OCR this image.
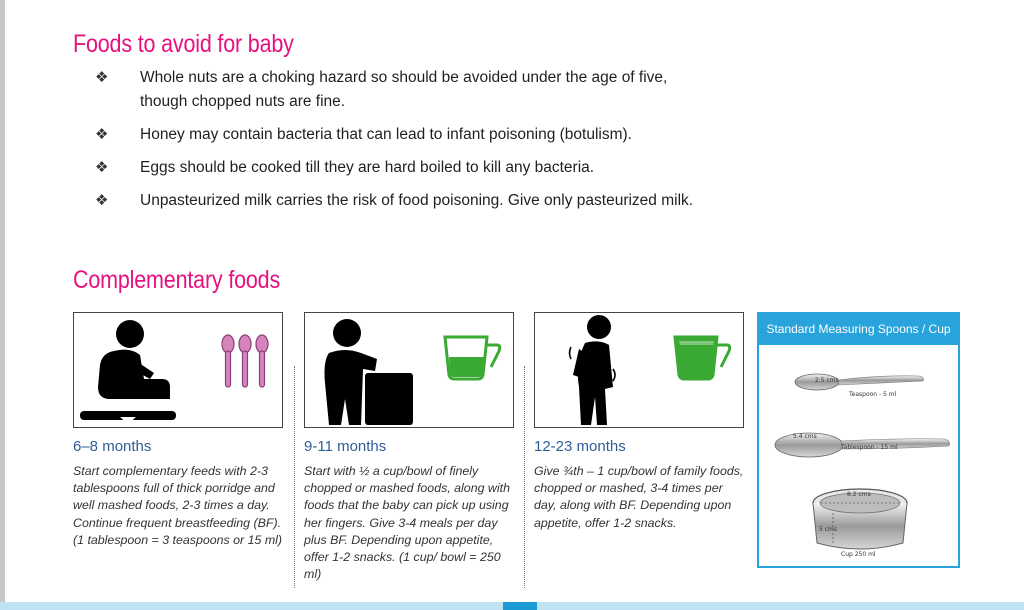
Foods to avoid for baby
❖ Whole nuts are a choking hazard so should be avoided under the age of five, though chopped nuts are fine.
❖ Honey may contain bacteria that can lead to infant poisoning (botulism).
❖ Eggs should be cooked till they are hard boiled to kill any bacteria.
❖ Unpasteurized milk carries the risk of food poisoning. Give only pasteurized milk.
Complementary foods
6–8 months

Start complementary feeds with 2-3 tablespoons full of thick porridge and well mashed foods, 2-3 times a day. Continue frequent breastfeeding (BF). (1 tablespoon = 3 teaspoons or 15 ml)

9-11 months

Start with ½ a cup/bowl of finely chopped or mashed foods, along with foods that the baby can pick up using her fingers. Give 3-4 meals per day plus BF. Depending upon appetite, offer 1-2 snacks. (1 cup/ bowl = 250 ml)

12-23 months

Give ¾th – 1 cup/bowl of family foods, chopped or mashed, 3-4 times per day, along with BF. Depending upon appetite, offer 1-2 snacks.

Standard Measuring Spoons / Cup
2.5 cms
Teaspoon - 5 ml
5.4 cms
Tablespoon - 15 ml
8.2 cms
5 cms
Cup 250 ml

============

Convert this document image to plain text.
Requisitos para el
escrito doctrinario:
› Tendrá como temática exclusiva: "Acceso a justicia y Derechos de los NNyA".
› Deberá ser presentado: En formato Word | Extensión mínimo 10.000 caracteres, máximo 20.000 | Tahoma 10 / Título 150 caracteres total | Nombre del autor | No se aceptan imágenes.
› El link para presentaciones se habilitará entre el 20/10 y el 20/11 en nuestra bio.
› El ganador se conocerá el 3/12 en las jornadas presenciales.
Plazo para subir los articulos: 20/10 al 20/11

============

# [Work task]
Provide the number of lines above that include the string "times", with no other words.

# [Solution to this task]
2